Problem requirements: Copy out the material below in full, but not its images.

:: Data rows ::

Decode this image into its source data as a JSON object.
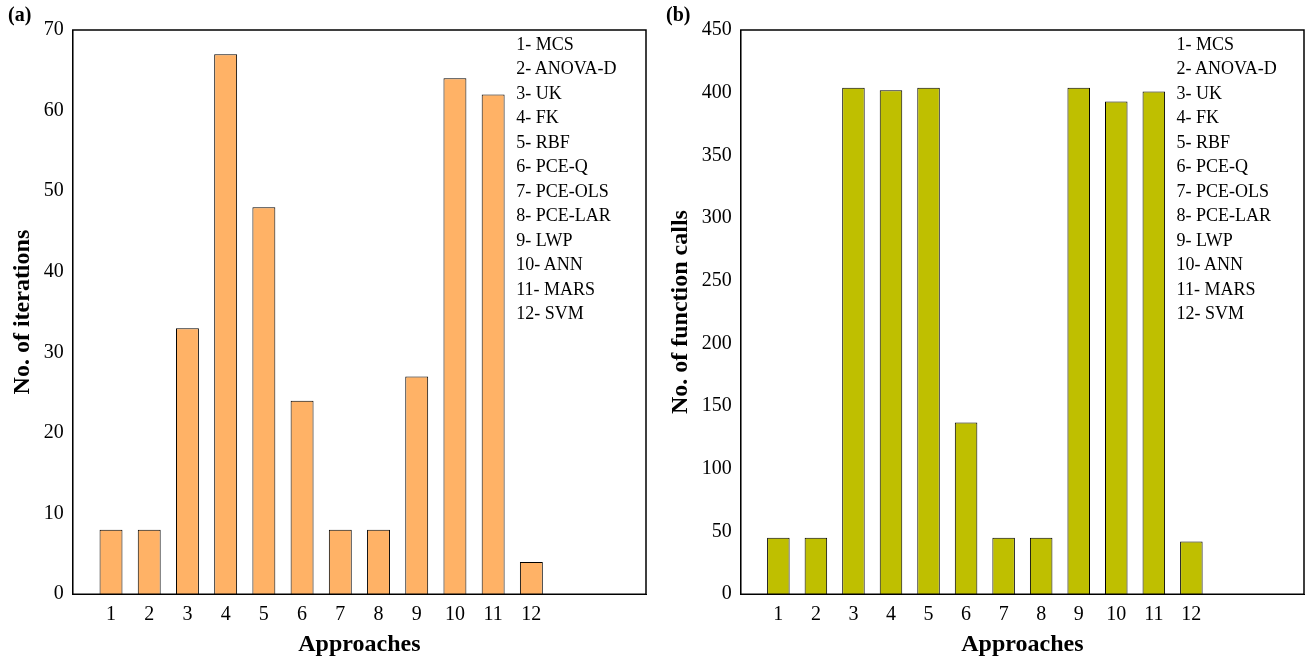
{
  "chart_data": [
    {
      "type": "bar",
      "title": "(a)",
      "xlabel": "Approaches",
      "ylabel": "No. of iterations",
      "x": [
        1,
        2,
        3,
        4,
        5,
        6,
        7,
        8,
        9,
        10,
        11,
        12
      ],
      "values": [
        8,
        8,
        33,
        67,
        48,
        24,
        8,
        8,
        27,
        64,
        62,
        4
      ],
      "color": "#ffb266",
      "xlim": [
        0,
        15
      ],
      "xticks": [
        1,
        2,
        3,
        4,
        5,
        6,
        7,
        8,
        9,
        10,
        11,
        12
      ],
      "ylim": [
        0,
        70
      ],
      "yticks": [
        0,
        10,
        20,
        30,
        40,
        50,
        60,
        70
      ],
      "grid": false,
      "annotations": [
        "1- MCS",
        "2- ANOVA-D",
        "3- UK",
        "4- FK",
        "5- RBF",
        "6- PCE-Q",
        "7- PCE-OLS",
        "8- PCE-LAR",
        "9- LWP",
        "10- ANN",
        "11- MARS",
        "12- SVM"
      ]
    },
    {
      "type": "bar",
      "title": "(b)",
      "xlabel": "Approaches",
      "ylabel": "No. of function calls",
      "x": [
        1,
        2,
        3,
        4,
        5,
        6,
        7,
        8,
        9,
        10,
        11,
        12
      ],
      "values": [
        45,
        45,
        404,
        402,
        404,
        137,
        45,
        45,
        404,
        393,
        401,
        42
      ],
      "color": "#bfbf00",
      "xlim": [
        0,
        15
      ],
      "xticks": [
        1,
        2,
        3,
        4,
        5,
        6,
        7,
        8,
        9,
        10,
        11,
        12
      ],
      "ylim": [
        0,
        450
      ],
      "yticks": [
        0,
        50,
        100,
        150,
        200,
        250,
        300,
        350,
        400,
        450
      ],
      "grid": false,
      "annotations": [
        "1- MCS",
        "2- ANOVA-D",
        "3- UK",
        "4- FK",
        "5- RBF",
        "6- PCE-Q",
        "7- PCE-OLS",
        "8- PCE-LAR",
        "9- LWP",
        "10- ANN",
        "11- MARS",
        "12- SVM"
      ]
    }
  ]
}
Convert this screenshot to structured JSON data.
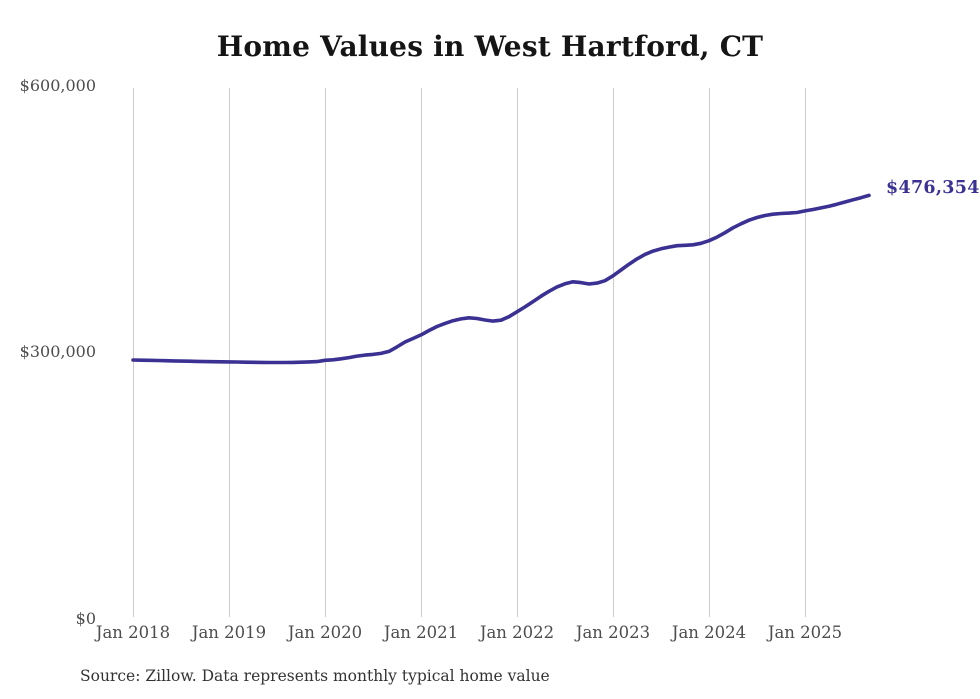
{
  "page": {
    "source_note": "Source: Zillow. Data represents monthly typical home value",
    "end_value_label": "$476,354"
  },
  "colors": {
    "line": "#3a3193",
    "grid": "#cccccc",
    "title_text": "#151515",
    "axis_text": "#4d4d4d",
    "end_label_text": "#3a3193",
    "source_text": "#333333",
    "background": "#ffffff"
  },
  "chart_data": {
    "type": "line",
    "title": "Home Values in West Hartford, CT",
    "xlabel": "",
    "ylabel": "",
    "x_unit": "month",
    "x_start": "2018-01",
    "x_end": "2025-09",
    "x_tick_labels": [
      "Jan 2018",
      "Jan 2019",
      "Jan 2020",
      "Jan 2021",
      "Jan 2022",
      "Jan 2023",
      "Jan 2024",
      "Jan 2025"
    ],
    "y_ticks": [
      {
        "label": "$0",
        "value": 0
      },
      {
        "label": "$300,000",
        "value": 300000
      },
      {
        "label": "$600,000",
        "value": 600000
      }
    ],
    "ylim": [
      0,
      600000
    ],
    "grid": "vertical-only",
    "legend": false,
    "final_value": 476354,
    "final_value_label": "$476,354",
    "series": [
      {
        "name": "Typical home value",
        "values": [
          291300,
          291100,
          290900,
          290700,
          290500,
          290300,
          290100,
          289900,
          289700,
          289500,
          289400,
          289300,
          289200,
          289000,
          288800,
          288700,
          288600,
          288500,
          288500,
          288500,
          288600,
          288800,
          289100,
          289500,
          291000,
          291500,
          292600,
          294000,
          295700,
          296800,
          297600,
          298700,
          301000,
          306000,
          311500,
          315500,
          319500,
          324500,
          329000,
          332500,
          335500,
          337500,
          338800,
          338000,
          336300,
          335000,
          336000,
          340000,
          345500,
          351000,
          357000,
          363000,
          368500,
          373500,
          377000,
          379200,
          378300,
          376800,
          377800,
          380500,
          386000,
          392500,
          399000,
          405000,
          410000,
          413800,
          416300,
          418300,
          419800,
          420300,
          420800,
          422500,
          425500,
          429500,
          434500,
          440000,
          444500,
          448500,
          451500,
          453800,
          455300,
          456000,
          456500,
          457200,
          459000,
          460500,
          462300,
          464300,
          466500,
          469000,
          471400,
          473800,
          476354
        ]
      }
    ]
  }
}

:::

Reply to the task:
Decode this image into its source data as a JSON object.
{
  "chart_data": [
    {
      "type": "bar",
      "title": "(a)",
      "xlabel": "Approaches",
      "ylabel": "No. of iterations",
      "x": [
        1,
        2,
        3,
        4,
        5,
        6,
        7,
        8,
        9,
        10,
        11,
        12
      ],
      "values": [
        8,
        8,
        33,
        67,
        48,
        24,
        8,
        8,
        27,
        64,
        62,
        4
      ],
      "color": "#ffb266",
      "xlim": [
        0,
        15
      ],
      "xticks": [
        1,
        2,
        3,
        4,
        5,
        6,
        7,
        8,
        9,
        10,
        11,
        12
      ],
      "ylim": [
        0,
        70
      ],
      "yticks": [
        0,
        10,
        20,
        30,
        40,
        50,
        60,
        70
      ],
      "grid": false,
      "annotations": [
        "1- MCS",
        "2- ANOVA-D",
        "3- UK",
        "4- FK",
        "5- RBF",
        "6- PCE-Q",
        "7- PCE-OLS",
        "8- PCE-LAR",
        "9- LWP",
        "10- ANN",
        "11- MARS",
        "12- SVM"
      ]
    },
    {
      "type": "bar",
      "title": "(b)",
      "xlabel": "Approaches",
      "ylabel": "No. of function calls",
      "x": [
        1,
        2,
        3,
        4,
        5,
        6,
        7,
        8,
        9,
        10,
        11,
        12
      ],
      "values": [
        45,
        45,
        404,
        402,
        404,
        137,
        45,
        45,
        404,
        393,
        401,
        42
      ],
      "color": "#bfbf00",
      "xlim": [
        0,
        15
      ],
      "xticks": [
        1,
        2,
        3,
        4,
        5,
        6,
        7,
        8,
        9,
        10,
        11,
        12
      ],
      "ylim": [
        0,
        450
      ],
      "yticks": [
        0,
        50,
        100,
        150,
        200,
        250,
        300,
        350,
        400,
        450
      ],
      "grid": false,
      "annotations": [
        "1- MCS",
        "2- ANOVA-D",
        "3- UK",
        "4- FK",
        "5- RBF",
        "6- PCE-Q",
        "7- PCE-OLS",
        "8- PCE-LAR",
        "9- LWP",
        "10- ANN",
        "11- MARS",
        "12- SVM"
      ]
    }
  ]
}
Convert this screenshot to structured JSON data.
{
  "page": {
    "source_note": "Source: Zillow. Data represents monthly typical home value",
    "end_value_label": "$476,354"
  },
  "colors": {
    "line": "#3a3193",
    "grid": "#cccccc",
    "title_text": "#151515",
    "axis_text": "#4d4d4d",
    "end_label_text": "#3a3193",
    "source_text": "#333333",
    "background": "#ffffff"
  },
  "chart_data": {
    "type": "line",
    "title": "Home Values in West Hartford, CT",
    "xlabel": "",
    "ylabel": "",
    "x_unit": "month",
    "x_start": "2018-01",
    "x_end": "2025-09",
    "x_tick_labels": [
      "Jan 2018",
      "Jan 2019",
      "Jan 2020",
      "Jan 2021",
      "Jan 2022",
      "Jan 2023",
      "Jan 2024",
      "Jan 2025"
    ],
    "y_ticks": [
      {
        "label": "$0",
        "value": 0
      },
      {
        "label": "$300,000",
        "value": 300000
      },
      {
        "label": "$600,000",
        "value": 600000
      }
    ],
    "ylim": [
      0,
      600000
    ],
    "grid": "vertical-only",
    "legend": false,
    "final_value": 476354,
    "final_value_label": "$476,354",
    "series": [
      {
        "name": "Typical home value",
        "values": [
          291300,
          291100,
          290900,
          290700,
          290500,
          290300,
          290100,
          289900,
          289700,
          289500,
          289400,
          289300,
          289200,
          289000,
          288800,
          288700,
          288600,
          288500,
          288500,
          288500,
          288600,
          288800,
          289100,
          289500,
          291000,
          291500,
          292600,
          294000,
          295700,
          296800,
          297600,
          298700,
          301000,
          306000,
          311500,
          315500,
          319500,
          324500,
          329000,
          332500,
          335500,
          337500,
          338800,
          338000,
          336300,
          335000,
          336000,
          340000,
          345500,
          351000,
          357000,
          363000,
          368500,
          373500,
          377000,
          379200,
          378300,
          376800,
          377800,
          380500,
          386000,
          392500,
          399000,
          405000,
          410000,
          413800,
          416300,
          418300,
          419800,
          420300,
          420800,
          422500,
          425500,
          429500,
          434500,
          440000,
          444500,
          448500,
          451500,
          453800,
          455300,
          456000,
          456500,
          457200,
          459000,
          460500,
          462300,
          464300,
          466500,
          469000,
          471400,
          473800,
          476354
        ]
      }
    ]
  }
}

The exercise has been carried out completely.